YOUR TASK: Go through the records below line by line. Count the lines with "Ivanova" and give the count alone.
• • • •
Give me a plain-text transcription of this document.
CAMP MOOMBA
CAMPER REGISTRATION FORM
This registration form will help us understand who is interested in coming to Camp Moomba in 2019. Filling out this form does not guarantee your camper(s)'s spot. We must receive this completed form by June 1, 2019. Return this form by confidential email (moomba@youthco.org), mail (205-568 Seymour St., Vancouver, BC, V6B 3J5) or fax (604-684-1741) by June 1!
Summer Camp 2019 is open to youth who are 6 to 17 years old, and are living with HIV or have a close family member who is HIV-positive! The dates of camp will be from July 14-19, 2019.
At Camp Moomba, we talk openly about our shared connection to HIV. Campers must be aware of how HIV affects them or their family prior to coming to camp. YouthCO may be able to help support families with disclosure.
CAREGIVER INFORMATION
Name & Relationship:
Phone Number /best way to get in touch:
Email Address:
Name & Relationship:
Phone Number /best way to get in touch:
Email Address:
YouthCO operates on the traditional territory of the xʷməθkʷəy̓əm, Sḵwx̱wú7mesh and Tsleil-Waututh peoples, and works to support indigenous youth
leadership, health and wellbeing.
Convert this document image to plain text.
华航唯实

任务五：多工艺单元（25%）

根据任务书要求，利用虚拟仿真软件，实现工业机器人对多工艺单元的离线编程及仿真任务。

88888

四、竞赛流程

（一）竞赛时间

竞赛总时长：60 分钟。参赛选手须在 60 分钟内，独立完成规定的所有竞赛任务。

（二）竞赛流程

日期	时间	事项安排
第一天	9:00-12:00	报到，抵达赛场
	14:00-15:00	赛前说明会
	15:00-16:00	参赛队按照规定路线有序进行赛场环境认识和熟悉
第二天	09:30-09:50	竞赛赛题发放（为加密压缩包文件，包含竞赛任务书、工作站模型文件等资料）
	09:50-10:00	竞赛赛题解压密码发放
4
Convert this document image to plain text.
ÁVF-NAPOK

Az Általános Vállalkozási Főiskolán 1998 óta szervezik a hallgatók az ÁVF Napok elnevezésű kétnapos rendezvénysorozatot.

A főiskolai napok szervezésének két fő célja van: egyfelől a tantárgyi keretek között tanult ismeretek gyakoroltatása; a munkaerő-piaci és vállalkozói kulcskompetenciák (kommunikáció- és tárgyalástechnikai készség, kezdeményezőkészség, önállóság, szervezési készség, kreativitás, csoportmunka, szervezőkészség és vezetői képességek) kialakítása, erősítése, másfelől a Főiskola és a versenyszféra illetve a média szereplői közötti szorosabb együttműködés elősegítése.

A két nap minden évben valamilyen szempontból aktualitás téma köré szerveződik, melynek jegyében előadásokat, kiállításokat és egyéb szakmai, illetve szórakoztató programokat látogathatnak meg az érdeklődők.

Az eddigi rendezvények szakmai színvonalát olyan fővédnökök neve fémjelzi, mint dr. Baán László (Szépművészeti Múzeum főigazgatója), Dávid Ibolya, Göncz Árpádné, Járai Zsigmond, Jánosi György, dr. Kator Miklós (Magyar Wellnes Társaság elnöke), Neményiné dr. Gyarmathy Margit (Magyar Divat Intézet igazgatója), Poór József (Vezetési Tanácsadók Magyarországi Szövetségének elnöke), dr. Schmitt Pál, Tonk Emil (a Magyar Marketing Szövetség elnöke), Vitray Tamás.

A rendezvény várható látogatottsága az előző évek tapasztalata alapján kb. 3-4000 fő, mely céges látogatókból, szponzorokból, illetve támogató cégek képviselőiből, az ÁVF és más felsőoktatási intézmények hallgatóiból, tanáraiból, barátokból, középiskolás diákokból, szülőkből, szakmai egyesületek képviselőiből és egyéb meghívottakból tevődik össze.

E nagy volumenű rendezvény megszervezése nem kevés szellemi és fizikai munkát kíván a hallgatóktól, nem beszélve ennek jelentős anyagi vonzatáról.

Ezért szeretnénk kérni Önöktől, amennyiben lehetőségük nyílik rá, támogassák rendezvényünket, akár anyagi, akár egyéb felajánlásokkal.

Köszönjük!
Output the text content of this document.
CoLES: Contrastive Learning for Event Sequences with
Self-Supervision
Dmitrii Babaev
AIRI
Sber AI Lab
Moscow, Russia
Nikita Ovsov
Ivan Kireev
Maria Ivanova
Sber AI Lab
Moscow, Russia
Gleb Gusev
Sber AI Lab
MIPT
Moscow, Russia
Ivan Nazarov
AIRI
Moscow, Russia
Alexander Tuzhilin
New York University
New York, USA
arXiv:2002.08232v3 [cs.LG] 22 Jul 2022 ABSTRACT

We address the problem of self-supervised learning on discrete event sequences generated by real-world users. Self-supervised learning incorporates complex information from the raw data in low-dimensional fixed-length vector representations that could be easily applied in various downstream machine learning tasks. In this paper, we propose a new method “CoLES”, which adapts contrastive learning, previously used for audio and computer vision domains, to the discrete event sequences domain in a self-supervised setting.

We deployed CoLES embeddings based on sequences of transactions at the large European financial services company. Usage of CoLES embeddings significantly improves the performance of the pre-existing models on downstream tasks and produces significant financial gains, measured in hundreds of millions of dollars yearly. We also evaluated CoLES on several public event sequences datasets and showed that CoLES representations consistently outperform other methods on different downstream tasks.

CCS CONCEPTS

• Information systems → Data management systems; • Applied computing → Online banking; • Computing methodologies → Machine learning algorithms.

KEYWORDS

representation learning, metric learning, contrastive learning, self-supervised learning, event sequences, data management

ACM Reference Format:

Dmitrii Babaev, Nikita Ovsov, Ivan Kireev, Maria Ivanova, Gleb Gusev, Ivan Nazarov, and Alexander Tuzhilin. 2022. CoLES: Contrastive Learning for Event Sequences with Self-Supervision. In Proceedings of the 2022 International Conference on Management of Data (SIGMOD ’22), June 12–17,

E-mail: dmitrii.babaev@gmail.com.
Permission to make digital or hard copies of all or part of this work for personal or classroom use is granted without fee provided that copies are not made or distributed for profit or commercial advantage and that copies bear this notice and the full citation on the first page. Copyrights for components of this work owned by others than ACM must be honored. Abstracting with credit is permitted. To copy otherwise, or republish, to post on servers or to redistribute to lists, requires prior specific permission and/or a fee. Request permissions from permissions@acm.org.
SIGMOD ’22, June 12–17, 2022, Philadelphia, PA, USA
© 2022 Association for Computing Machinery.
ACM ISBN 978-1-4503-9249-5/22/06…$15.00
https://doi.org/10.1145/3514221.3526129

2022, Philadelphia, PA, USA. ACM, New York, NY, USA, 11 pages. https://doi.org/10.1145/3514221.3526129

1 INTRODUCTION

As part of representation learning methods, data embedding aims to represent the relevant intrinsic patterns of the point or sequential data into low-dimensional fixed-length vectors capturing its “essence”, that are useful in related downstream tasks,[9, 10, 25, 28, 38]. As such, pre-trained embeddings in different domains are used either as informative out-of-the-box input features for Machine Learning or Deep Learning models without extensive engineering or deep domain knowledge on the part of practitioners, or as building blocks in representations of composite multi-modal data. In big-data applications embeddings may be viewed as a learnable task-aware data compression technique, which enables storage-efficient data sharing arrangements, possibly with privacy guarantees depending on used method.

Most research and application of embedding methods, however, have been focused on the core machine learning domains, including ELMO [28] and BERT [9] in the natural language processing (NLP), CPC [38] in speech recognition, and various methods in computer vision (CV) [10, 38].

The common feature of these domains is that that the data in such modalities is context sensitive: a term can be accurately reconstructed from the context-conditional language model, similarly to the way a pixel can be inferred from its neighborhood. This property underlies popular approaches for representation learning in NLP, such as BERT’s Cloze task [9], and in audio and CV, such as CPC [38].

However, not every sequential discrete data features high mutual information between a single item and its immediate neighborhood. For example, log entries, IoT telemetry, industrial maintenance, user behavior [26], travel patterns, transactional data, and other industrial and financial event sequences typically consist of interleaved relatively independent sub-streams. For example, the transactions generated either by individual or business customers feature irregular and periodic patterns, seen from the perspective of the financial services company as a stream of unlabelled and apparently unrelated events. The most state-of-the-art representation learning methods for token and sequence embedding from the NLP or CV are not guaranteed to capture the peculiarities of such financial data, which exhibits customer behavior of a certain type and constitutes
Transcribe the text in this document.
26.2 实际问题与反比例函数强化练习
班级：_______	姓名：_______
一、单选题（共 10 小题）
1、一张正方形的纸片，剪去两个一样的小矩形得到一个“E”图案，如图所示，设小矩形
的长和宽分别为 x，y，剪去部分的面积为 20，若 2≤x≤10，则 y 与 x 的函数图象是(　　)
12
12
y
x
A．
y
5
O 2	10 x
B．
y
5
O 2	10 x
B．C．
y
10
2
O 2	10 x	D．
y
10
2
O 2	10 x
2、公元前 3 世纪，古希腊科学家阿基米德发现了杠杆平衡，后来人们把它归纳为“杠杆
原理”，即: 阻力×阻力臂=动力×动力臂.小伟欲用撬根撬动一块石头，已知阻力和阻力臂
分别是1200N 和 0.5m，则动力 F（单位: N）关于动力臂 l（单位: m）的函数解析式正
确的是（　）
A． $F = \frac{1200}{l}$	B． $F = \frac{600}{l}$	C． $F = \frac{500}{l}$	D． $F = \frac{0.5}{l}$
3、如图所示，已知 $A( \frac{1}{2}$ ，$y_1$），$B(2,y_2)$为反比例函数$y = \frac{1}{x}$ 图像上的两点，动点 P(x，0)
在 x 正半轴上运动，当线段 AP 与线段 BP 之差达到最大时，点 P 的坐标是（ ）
• • • •
RESULT: 2